▶ _What this task involves_: Copy every line of the records below that holds the word "grid".
------ Raw records
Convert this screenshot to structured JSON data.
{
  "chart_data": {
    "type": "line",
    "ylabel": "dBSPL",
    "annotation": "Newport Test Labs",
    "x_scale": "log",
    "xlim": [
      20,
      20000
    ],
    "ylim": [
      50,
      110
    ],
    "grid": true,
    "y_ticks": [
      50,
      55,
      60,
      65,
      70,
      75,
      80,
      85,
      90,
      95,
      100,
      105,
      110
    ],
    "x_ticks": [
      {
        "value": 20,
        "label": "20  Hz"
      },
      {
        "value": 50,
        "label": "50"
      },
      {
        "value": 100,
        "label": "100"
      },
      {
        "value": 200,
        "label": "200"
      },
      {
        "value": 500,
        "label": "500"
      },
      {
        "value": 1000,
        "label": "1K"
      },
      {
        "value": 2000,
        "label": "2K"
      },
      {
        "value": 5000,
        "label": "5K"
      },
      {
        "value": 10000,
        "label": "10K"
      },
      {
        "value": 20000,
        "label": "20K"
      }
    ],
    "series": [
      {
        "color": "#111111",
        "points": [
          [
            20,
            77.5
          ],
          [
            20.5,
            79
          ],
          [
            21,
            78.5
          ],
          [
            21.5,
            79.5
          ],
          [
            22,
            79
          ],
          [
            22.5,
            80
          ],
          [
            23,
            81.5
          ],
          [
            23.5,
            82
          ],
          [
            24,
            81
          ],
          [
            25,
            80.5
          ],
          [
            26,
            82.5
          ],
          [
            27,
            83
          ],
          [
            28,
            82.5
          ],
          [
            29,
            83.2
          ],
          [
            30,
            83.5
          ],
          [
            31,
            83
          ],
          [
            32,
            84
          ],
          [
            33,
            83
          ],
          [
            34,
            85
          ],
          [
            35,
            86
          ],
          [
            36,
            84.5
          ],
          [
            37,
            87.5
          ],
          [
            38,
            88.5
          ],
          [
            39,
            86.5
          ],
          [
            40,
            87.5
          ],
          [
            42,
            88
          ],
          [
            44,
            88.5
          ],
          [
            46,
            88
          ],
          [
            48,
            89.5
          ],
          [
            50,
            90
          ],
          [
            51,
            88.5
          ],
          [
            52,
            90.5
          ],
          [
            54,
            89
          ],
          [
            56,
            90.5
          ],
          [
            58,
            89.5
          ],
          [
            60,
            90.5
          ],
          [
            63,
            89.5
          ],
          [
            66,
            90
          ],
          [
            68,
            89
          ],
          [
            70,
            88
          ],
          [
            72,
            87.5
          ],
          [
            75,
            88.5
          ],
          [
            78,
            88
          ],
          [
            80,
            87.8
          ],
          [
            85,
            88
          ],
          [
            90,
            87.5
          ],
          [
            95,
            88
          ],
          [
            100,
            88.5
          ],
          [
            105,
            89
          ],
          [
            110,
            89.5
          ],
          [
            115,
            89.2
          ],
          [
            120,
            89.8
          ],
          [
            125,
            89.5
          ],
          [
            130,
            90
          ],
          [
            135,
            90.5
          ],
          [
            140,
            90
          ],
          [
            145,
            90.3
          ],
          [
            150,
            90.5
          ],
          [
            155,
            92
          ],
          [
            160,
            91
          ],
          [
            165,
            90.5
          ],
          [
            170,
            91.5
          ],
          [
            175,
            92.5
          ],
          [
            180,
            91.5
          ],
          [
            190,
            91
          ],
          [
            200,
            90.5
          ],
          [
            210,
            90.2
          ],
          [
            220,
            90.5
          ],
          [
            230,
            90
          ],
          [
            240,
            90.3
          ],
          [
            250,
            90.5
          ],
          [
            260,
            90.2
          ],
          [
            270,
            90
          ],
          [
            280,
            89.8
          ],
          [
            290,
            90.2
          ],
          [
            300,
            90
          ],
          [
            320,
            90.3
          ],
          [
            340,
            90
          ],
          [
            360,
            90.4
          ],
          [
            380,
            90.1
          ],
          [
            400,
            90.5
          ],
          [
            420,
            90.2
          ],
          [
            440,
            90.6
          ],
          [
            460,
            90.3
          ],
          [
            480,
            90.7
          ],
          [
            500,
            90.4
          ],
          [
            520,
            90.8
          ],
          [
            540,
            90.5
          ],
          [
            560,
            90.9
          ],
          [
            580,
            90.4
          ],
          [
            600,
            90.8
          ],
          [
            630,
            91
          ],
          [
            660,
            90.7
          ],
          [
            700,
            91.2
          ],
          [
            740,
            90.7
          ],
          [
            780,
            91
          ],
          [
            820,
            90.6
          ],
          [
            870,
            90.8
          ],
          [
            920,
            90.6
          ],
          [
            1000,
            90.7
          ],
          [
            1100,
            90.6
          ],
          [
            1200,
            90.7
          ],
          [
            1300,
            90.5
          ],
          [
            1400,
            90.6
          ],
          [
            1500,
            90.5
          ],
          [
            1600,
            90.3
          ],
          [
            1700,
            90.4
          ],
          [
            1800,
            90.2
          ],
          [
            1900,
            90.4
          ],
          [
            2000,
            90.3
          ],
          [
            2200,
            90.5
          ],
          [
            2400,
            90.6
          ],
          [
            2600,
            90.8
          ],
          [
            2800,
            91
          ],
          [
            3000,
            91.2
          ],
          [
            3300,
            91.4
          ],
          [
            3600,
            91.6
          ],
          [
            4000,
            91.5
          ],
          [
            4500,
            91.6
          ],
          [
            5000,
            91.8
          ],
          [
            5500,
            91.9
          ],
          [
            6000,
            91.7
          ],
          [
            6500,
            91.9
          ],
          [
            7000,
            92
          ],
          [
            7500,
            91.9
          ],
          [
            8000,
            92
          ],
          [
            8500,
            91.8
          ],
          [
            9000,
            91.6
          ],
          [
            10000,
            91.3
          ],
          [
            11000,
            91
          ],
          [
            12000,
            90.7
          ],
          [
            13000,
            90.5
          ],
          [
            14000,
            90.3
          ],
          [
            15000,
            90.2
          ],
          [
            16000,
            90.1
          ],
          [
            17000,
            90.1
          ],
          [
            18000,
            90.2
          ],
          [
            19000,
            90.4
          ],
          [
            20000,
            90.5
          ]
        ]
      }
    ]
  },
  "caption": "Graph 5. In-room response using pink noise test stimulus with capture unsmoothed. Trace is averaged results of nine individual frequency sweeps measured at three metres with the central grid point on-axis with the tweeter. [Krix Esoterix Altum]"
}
------------
▶ _Worked answer_:
    "grid": true,
  "caption": "Graph 5. In-room response using pink noise test stimulus with capture unsmoothed. Trace is averaged results of nine individual frequency sweeps measured at three metres with the central grid point on-axis with the tweeter. [Krix Esoterix Altum]"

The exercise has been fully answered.